## Task objective
Reproduce the listing below without any change.

(Stored data entries)
________________

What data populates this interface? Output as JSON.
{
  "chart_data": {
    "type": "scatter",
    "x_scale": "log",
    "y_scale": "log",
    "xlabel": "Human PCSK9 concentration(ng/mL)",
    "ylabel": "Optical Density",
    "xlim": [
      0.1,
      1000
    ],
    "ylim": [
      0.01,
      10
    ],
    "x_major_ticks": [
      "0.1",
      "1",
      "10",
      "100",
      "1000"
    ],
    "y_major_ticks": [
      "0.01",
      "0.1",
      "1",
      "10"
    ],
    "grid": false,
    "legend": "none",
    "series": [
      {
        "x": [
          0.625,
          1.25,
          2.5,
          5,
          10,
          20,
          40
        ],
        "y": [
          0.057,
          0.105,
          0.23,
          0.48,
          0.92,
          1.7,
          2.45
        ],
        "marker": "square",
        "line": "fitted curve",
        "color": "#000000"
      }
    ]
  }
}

________________

## Exercise answer
What data populates this interface? Output as JSON.
{
  "chart_data": {
    "type": "scatter",
    "x_scale": "log",
    "y_scale": "log",
    "xlabel": "Human PCSK9 concentration(ng/mL)",
    "ylabel": "Optical Density",
    "xlim": [
      0.1,
      1000
    ],
    "ylim": [
      0.01,
      10
    ],
    "x_major_ticks": [
      "0.1",
      "1",
      "10",
      "100",
      "1000"
    ],
    "y_major_ticks": [
      "0.01",
      "0.1",
      "1",
      "10"
    ],
    "grid": false,
    "legend": "none",
    "series": [
      {
        "x": [
          0.625,
          1.25,
          2.5,
          5,
          10,
          20,
          40
        ],
        "y": [
          0.057,
          0.105,
          0.23,
          0.48,
          0.92,
          1.7,
          2.45
        ],
        "marker": "square",
        "line": "fitted curve",
        "color": "#000000"
      }
    ]
  }
}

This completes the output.